** SHORT TASK **
Report every line in the listing below where the string "الله" shows up.

---------------

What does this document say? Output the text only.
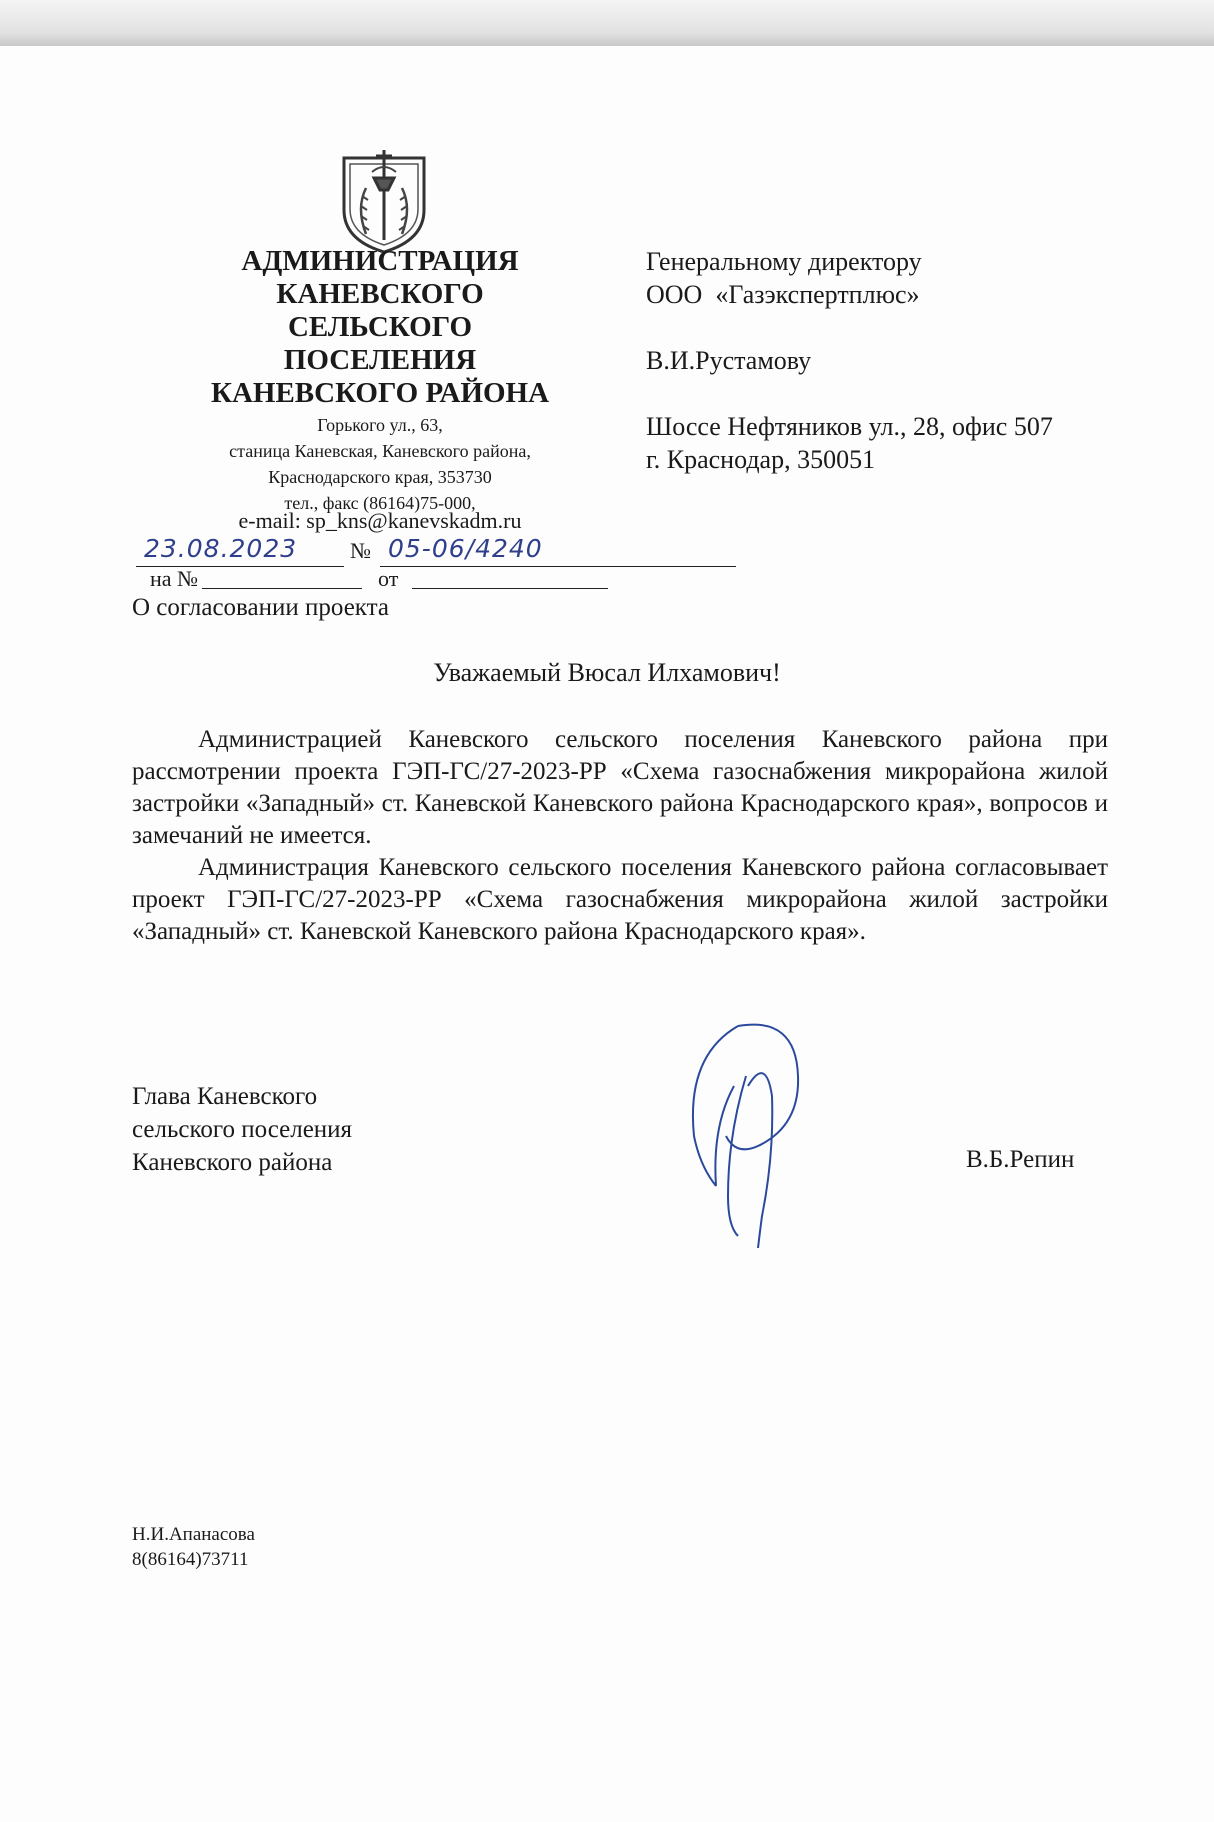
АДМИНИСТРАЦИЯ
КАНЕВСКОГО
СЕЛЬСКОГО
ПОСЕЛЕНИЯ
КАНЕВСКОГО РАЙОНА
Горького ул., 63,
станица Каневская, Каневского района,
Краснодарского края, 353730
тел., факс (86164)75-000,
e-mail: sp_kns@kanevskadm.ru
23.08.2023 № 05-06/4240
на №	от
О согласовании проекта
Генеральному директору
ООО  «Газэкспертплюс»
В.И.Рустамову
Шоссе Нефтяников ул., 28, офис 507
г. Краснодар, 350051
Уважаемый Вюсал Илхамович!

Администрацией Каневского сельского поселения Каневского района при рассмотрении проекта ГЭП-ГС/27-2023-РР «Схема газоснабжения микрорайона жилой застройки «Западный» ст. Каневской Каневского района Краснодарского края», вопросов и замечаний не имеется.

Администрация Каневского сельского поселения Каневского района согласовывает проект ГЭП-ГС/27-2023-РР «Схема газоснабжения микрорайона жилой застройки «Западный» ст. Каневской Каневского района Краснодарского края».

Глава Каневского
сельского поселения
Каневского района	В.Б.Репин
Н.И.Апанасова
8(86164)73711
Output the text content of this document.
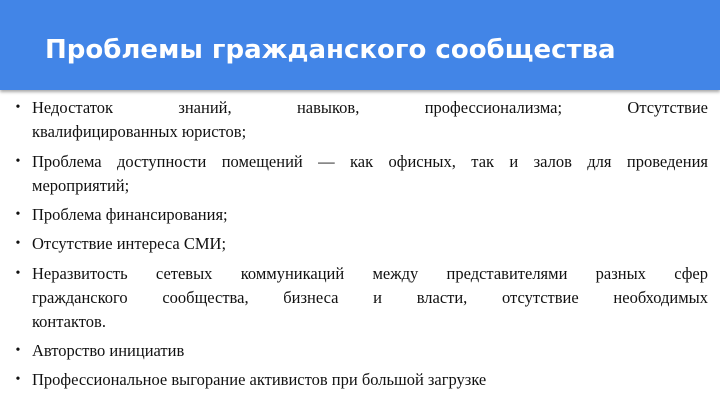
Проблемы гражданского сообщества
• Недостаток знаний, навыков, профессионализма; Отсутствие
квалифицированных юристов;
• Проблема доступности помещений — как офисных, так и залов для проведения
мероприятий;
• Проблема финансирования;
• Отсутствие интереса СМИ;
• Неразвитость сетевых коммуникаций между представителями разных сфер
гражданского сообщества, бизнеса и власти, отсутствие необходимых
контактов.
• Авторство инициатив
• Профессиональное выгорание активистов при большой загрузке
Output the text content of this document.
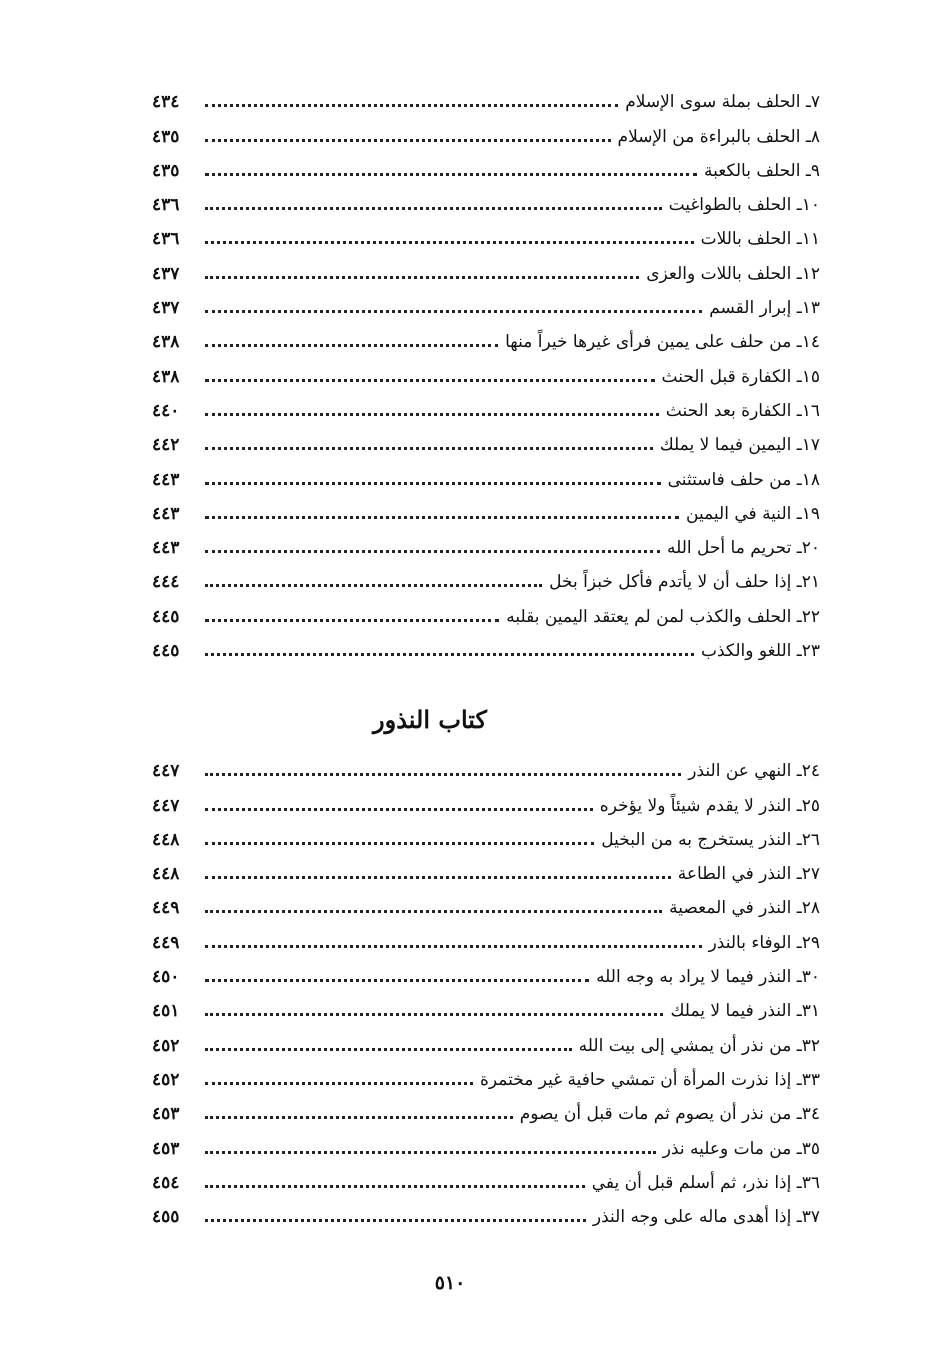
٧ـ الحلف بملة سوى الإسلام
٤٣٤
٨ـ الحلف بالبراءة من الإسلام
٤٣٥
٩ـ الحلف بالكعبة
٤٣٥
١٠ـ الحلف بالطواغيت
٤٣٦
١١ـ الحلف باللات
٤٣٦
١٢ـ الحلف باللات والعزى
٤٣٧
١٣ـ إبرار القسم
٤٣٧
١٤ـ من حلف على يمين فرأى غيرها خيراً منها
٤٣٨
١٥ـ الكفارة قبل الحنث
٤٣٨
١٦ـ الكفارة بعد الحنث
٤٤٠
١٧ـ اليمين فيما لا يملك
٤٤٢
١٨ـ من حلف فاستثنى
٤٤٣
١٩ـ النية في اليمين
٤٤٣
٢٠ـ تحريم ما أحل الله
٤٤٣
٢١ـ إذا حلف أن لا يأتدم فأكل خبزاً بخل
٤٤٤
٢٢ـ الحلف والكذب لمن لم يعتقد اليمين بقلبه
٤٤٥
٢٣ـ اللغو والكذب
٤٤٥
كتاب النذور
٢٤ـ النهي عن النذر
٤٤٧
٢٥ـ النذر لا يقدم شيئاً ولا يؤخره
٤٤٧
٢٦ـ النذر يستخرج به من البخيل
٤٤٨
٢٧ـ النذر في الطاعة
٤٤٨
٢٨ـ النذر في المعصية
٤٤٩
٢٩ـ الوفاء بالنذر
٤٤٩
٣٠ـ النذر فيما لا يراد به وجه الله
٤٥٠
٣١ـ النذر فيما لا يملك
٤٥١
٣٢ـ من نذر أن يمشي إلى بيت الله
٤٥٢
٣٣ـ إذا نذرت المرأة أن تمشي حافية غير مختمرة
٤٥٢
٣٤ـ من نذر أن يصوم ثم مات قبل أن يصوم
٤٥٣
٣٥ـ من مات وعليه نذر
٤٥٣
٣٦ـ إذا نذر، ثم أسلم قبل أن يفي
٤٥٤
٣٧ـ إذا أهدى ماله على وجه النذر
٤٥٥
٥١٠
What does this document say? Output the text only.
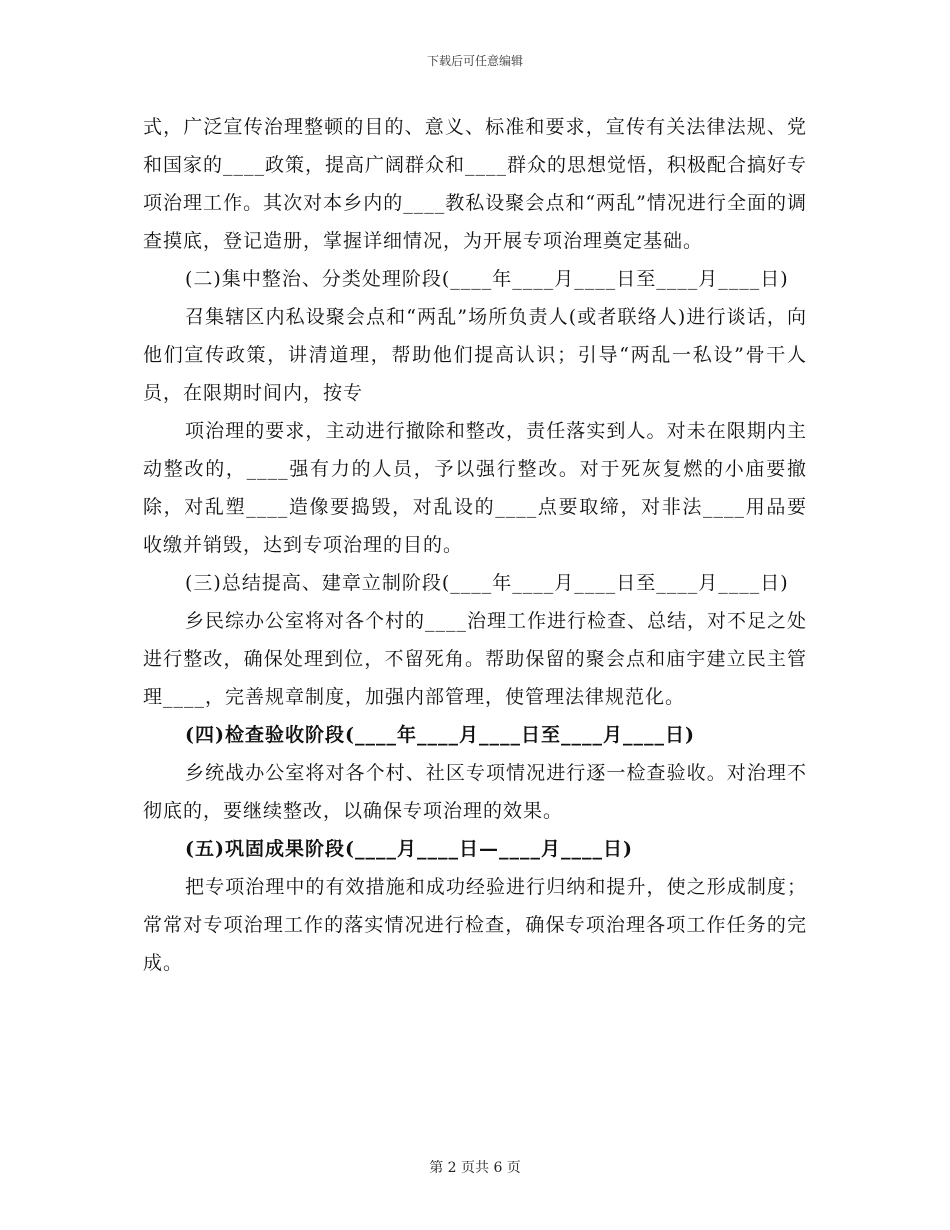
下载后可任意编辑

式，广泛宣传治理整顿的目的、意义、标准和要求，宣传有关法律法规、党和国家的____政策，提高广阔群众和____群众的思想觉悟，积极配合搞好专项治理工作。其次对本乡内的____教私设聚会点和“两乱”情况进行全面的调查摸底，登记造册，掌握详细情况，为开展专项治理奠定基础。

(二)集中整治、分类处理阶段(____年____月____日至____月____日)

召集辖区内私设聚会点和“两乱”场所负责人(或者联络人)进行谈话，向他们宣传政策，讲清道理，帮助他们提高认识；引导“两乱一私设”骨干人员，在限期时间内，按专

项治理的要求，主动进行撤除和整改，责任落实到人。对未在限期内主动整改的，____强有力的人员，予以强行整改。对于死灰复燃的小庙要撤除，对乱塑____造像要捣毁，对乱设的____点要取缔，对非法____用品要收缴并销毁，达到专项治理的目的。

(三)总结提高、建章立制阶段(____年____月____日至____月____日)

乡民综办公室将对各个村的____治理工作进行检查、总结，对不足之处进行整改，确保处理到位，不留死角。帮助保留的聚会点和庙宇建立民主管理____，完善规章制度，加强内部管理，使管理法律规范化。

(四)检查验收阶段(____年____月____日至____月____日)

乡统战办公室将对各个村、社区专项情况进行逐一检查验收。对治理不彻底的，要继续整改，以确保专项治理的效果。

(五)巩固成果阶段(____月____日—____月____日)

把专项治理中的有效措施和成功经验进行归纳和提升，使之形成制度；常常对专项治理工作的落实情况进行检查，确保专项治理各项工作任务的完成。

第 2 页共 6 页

---------------

** THE COMPLETED TASK **
٢٠ـ تحريم ما أحل الله
٣٠ـ النذر فيما لا يراد به وجه الله
٣٢ـ من نذر أن يمشي إلى بيت الله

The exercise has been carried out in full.